◆ Written exercise: How many of the lines contain the string "pour"? Give the number, with no other words.

------------------------------------------------------------

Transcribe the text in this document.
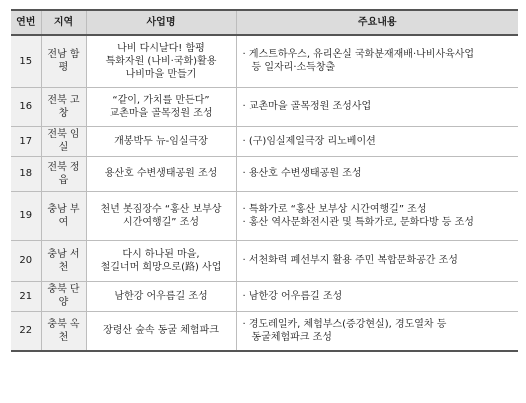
연번	지역	사업명	주요내용
15	전남 함평	나비 다시날다! 함평
특화자원 (나비·국화)활용
나비마을 만들기	· 게스트하우스, 유리온실 국화분재재배·나비사육사업
등 일자리·소득창출

16	전북 고창	“같이, 가치를 만든다”
교촌마을 골목정원 조성	· 교촌마을 골목정원 조성사업

17	전북 임실	개봉박두 뉴-임실극장	· (구)임실제일극장 리노베이션

18	전북 정읍	용산호 수변생태공원 조성	· 용산호 수변생태공원 조성

19	충남 부여	천년 봇짐장수 “홍산 보부상
시간여행길” 조성	· 특화가로 “홍산 보부상 시간여행길” 조성
· 홍산 역사문화전시관 및 특화가로, 문화다방 등 조성

20	충남 서천	다시 하나된 마을,
철길너머 희망으로(路) 사업	· 서천화력 폐선부지 활용 주민 복합문화공간 조성

21	충북 단양	남한강 어우름길 조성	· 남한강 어우름길 조성

22	충북 옥천	장령산 숲속 동굴 체험파크	· 경도레일카, 체험부스(증강현실), 경도열차 등
동굴체험파크 조성
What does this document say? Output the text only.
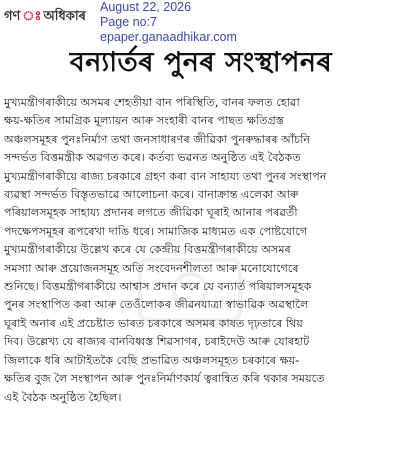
গণ ঃ অধিকাৰ
August 22, 2026
Page no:7
epaper.ganaadhikar.com
বন্যাৰ্তৰ পুনৰ সংস্থাপনৰ
মুখ্যমন্ত্ৰীগৰাকীয়ে অসমৰ শেহতীয়া বান পৰিস্থিতি, বানৰ ফলত হোৱা
ক্ষয়-ক্ষতিৰ সামগ্ৰিক মূল্যায়ন আৰু সংহাৰী বানৰ পাছত ক্ষতিগ্ৰস্ত
অঞ্চলসমূহৰ পুনঃনিৰ্মাণ তথা জনসাধাৰণৰ জীৱিকা পুনৰুদ্ধাৰৰ আঁচনি
সন্দৰ্ভত বিত্তমন্ত্ৰীক অৱগত কৰে। কৰ্তব্য ভৱনত অনুষ্ঠিত এই বৈঠকত
মুখ্যমন্ত্ৰীগৰাকীয়ে ৰাজ্য চৰকাৰে গ্ৰহণ কৰা বান সাহায্য তথা পুনৰ সংস্থাপন
ব্যৱস্থা সন্দৰ্ভত বিস্তৃতভাৱে আলোচনা কৰে। বানাক্ৰান্ত এলেকা আৰু
পৰিয়ালসমূহক সাহায্য প্ৰদানৰ লগতে জীৱিকা ঘূৰাই আনাৰ পৰৱৰ্তী
পদক্ষেপসমূহৰ ৰূপৰেখা দাঙি ধৰে। সামাজিক মাধ্যমত এক পোষ্টযোগে
মুখ্যমন্ত্ৰীগৰাকীয়ে উল্লেখ কৰে যে কেন্দ্ৰীয় বিত্তমন্ত্ৰীগৰাকীয়ে অসমৰ
সমস্যা আৰু প্ৰয়োজনসমূহ অতি সংবেদনশীলতা আৰু মনোযোগেৰে
শুনিছে। বিত্তমন্ত্ৰীগৰাকীয়ে আশ্বাস প্ৰদান কৰে যে বন্যাৰ্ত পৰিয়ালসমূহক
পুনৰ সংস্থাপিত কৰা আৰু তেওঁলোকৰ জীৱনযাত্ৰা স্বাভাৱিক অৱস্থালৈ
ঘূৰাই অনাৰ এই প্ৰচেষ্টাত ভাৰত চৰকাৰে অসমৰ কাষত দৃঢ়তাৰে থিয়
দিব। উল্লেখ্য যে ৰাজ্যৰ বানবিধ্বস্ত শিৱসাগৰ, চৰাইদেউ আৰু যোৰহাট
জিলাকে ধৰি আটাইতকৈ বেছি প্ৰভাৱিত অঞ্চলসমূহত চৰকাৰে ক্ষয়-
ক্ষতিৰ বুজ লৈ সংস্থাপন আৰু পুনঃনিৰ্মাণকাৰ্য ত্বৰান্বিত কৰি থকাৰ সময়তে
এই বৈঠক অনুষ্ঠিত হৈছিল।
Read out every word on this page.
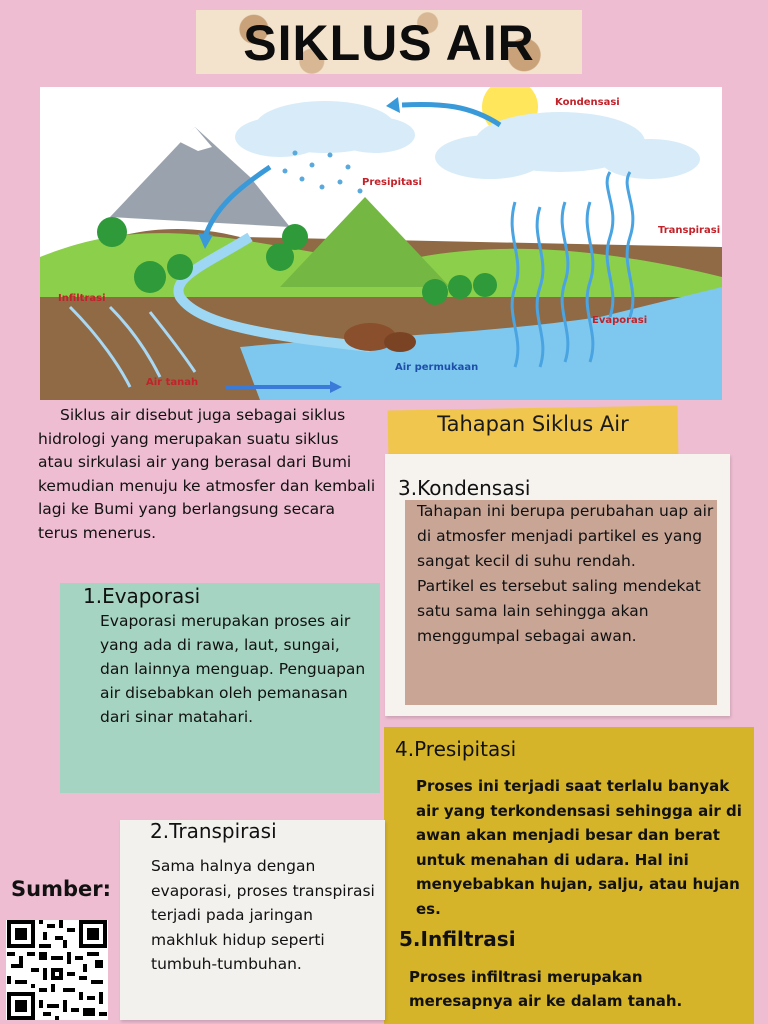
SIKLUS AIR
Kondensasi
Presipitasi
Transpirasi
Infiltrasi
Evaporasi
Air tanah
Air permukaan
Siklus air disebut juga sebagai siklus hidrologi yang merupakan suatu siklus atau sirkulasi air yang berasal dari Bumi kemudian menuju ke atmosfer dan kembali lagi ke Bumi yang berlangsung secara terus menerus.
Tahapan Siklus Air
3.Kondensasi
Tahapan ini berupa perubahan uap air di atmosfer menjadi partikel es yang sangat kecil di suhu rendah.
Partikel es tersebut saling mendekat satu sama lain sehingga akan menggumpal sebagai awan.
1.Evaporasi
Evaporasi merupakan proses air yang ada di rawa, laut, sungai, dan lainnya menguap. Penguapan air disebabkan oleh pemanasan dari sinar matahari.
4.Presipitasi
Proses ini terjadi saat terlalu banyak air yang terkondensasi sehingga air di awan akan menjadi besar dan berat untuk menahan di udara. Hal ini menyebabkan hujan, salju, atau hujan es.
5.Infiltrasi
Proses infiltrasi merupakan meresapnya air ke dalam tanah.
2.Transpirasi
Sama halnya dengan evaporasi, proses transpirasi terjadi pada jaringan makhluk hidup seperti tumbuh-tumbuhan.
Sumber:
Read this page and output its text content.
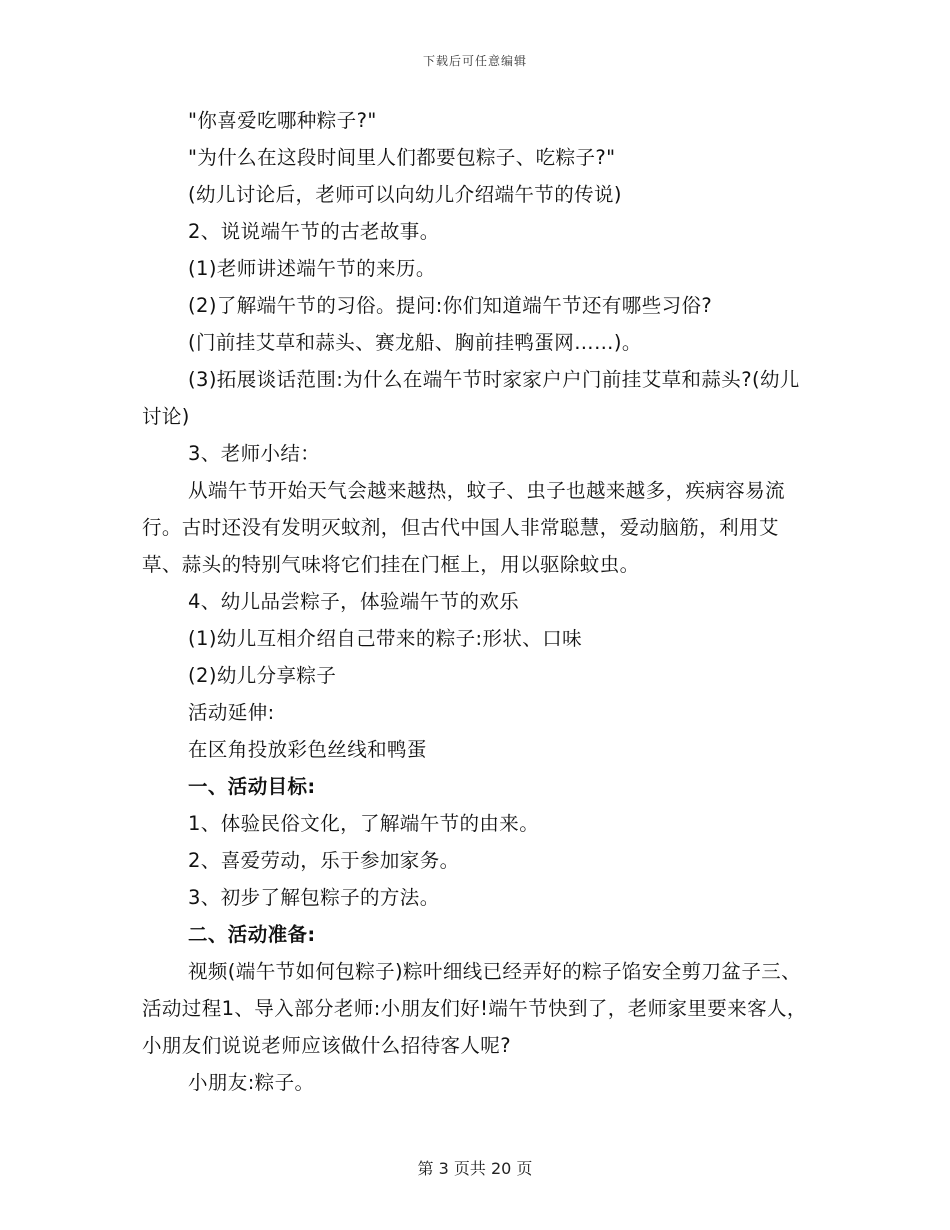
下载后可任意编辑

"你喜爱吃哪种粽子?"

"为什么在这段时间里人们都要包粽子、吃粽子?"

(幼儿讨论后，老师可以向幼儿介绍端午节的传说)

2、说说端午节的古老故事。

(1)老师讲述端午节的来历。

(2)了解端午节的习俗。提问:你们知道端午节还有哪些习俗?

(门前挂艾草和蒜头、赛龙船、胸前挂鸭蛋网……)。

(3)拓展谈话范围:为什么在端午节时家家户户门前挂艾草和蒜头?(幼儿讨论)

3、老师小结：

从端午节开始天气会越来越热，蚊子、虫子也越来越多，疾病容易流行。古时还没有发明灭蚊剂，但古代中国人非常聪慧，爱动脑筋，利用艾草、蒜头的特别气味将它们挂在门框上，用以驱除蚊虫。

4、幼儿品尝粽子，体验端午节的欢乐

(1)幼儿互相介绍自己带来的粽子:形状、口味

(2)幼儿分享粽子

活动延伸:

在区角投放彩色丝线和鸭蛋

一、活动目标:

1、体验民俗文化，了解端午节的由来。

2、喜爱劳动，乐于参加家务。

3、初步了解包粽子的方法。

二、活动准备:

视频(端午节如何包粽子)粽叶细线已经弄好的粽子馅安全剪刀盆子三、活动过程1、导入部分老师:小朋友们好!端午节快到了，老师家里要来客人，小朋友们说说老师应该做什么招待客人呢?

小朋友:粽子。

第 3 页共 20 页
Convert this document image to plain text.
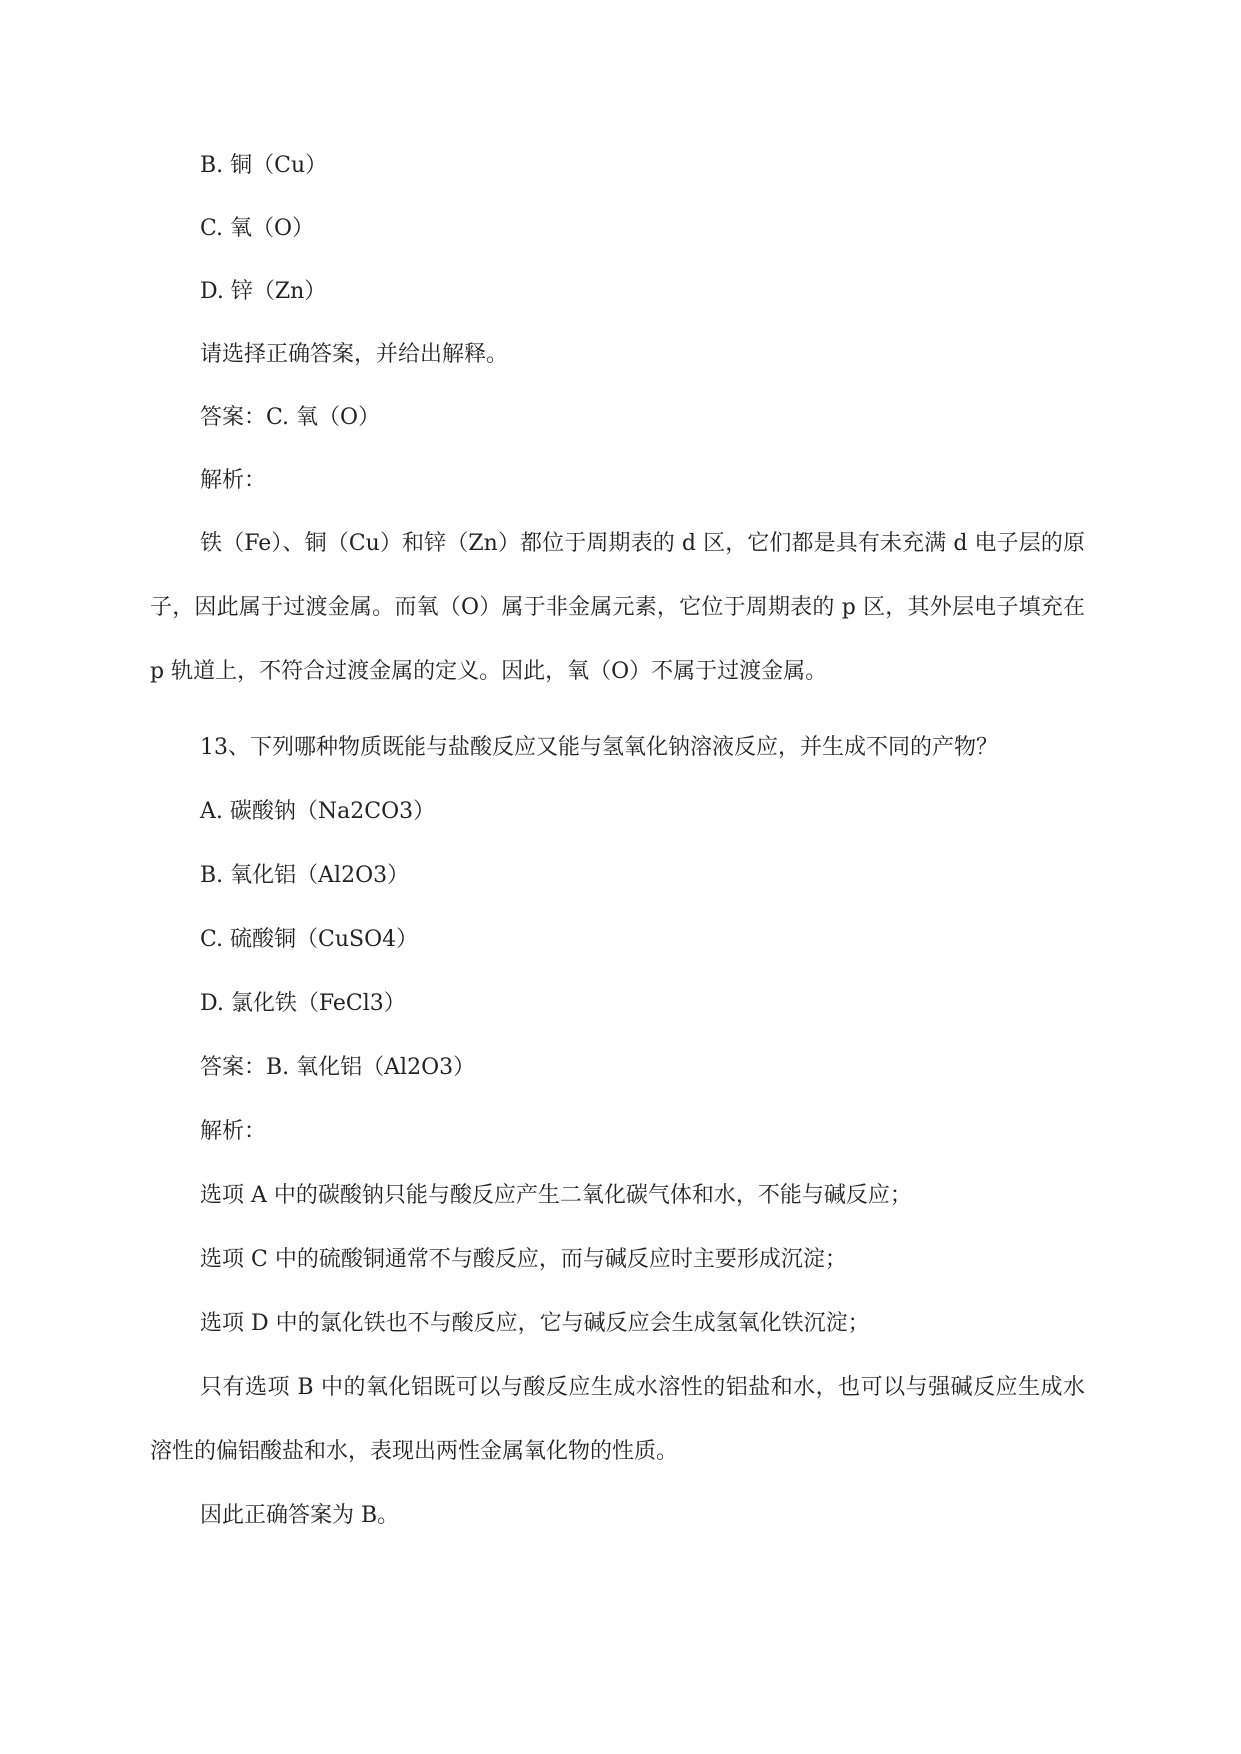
B. 铜（Cu）
C. 氧（O）
D. 锌（Zn）
请选择正确答案，并给出解释。
答案：C. 氧（O）
解析：
铁（Fe）、铜（Cu）和锌（Zn）都位于周期表的 d 区，它们都是具有未充满 d 电子层的原子，因此属于过渡金属。而氧（O）属于非金属元素，它位于周期表的 p 区，其外层电子填充在 p 轨道上，不符合过渡金属的定义。因此，氧（O）不属于过渡金属。
13、下列哪种物质既能与盐酸反应又能与氢氧化钠溶液反应，并生成不同的产物？
A. 碳酸钠（Na2CO3）
B. 氧化铝（Al2O3）
C. 硫酸铜（CuSO4）
D. 氯化铁（FeCl3）
答案：B. 氧化铝（Al2O3）
解析：
选项 A 中的碳酸钠只能与酸反应产生二氧化碳气体和水，不能与碱反应；
选项 C 中的硫酸铜通常不与酸反应，而与碱反应时主要形成沉淀；
选项 D 中的氯化铁也不与酸反应，它与碱反应会生成氢氧化铁沉淀；
只有选项 B 中的氧化铝既可以与酸反应生成水溶性的铝盐和水，也可以与强碱反应生成水溶性的偏铝酸盐和水，表现出两性金属氧化物的性质。
因此正确答案为 B。
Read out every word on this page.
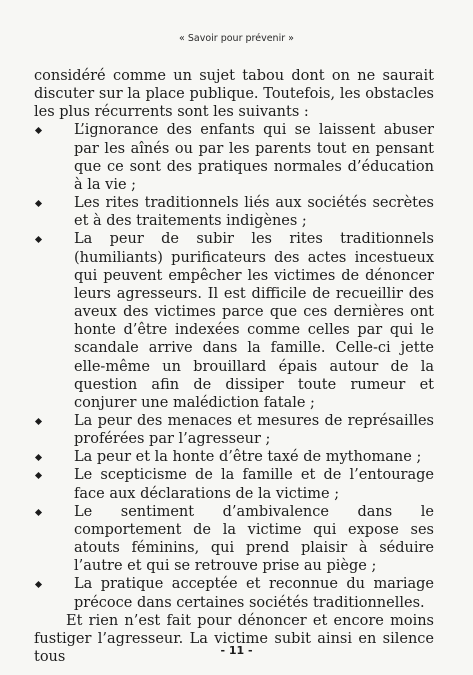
« Savoir pour prévenir »

considéré comme un sujet tabou dont on ne saurait discuter sur la place publique. Toutefois, les obstacles les plus récurrents sont les suivants :

L’ignorance des enfants qui se laissent abuser par les aînés ou par les parents tout en pensant que ce sont des pratiques normales d’éducation à la vie ;
Les rites traditionnels liés aux sociétés secrètes et à des traitements indigènes ;
La peur de subir les rites traditionnels (humiliants) purificateurs des actes incestueux qui peuvent empêcher les victimes de dénoncer leurs agresseurs. Il est difficile de recueillir des aveux des victimes parce que ces dernières ont honte d’être indexées comme celles par qui le scandale arrive dans la famille. Celle-ci jette elle-même un brouillard épais autour de la question afin de dissiper toute rumeur et conjurer une malédiction fatale ;
La peur des menaces et mesures de représailles proférées par l’agresseur ;
La peur et la honte d’être taxé de mythomane ;
Le scepticisme de la famille et de l’entourage face aux déclarations de la victime ;
Le sentiment d’ambivalence dans le comportement de la victime qui expose ses atouts féminins, qui prend plaisir à séduire l’autre et qui se retrouve prise au piège ;
La pratique acceptée et reconnue du mariage précoce dans certaines sociétés traditionnelles.

Et rien n’est fait pour dénoncer et encore moins fustiger l’agresseur. La victime subit ainsi en silence tous	- 11 -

------------------------------------------------------------

◆ Task response: 2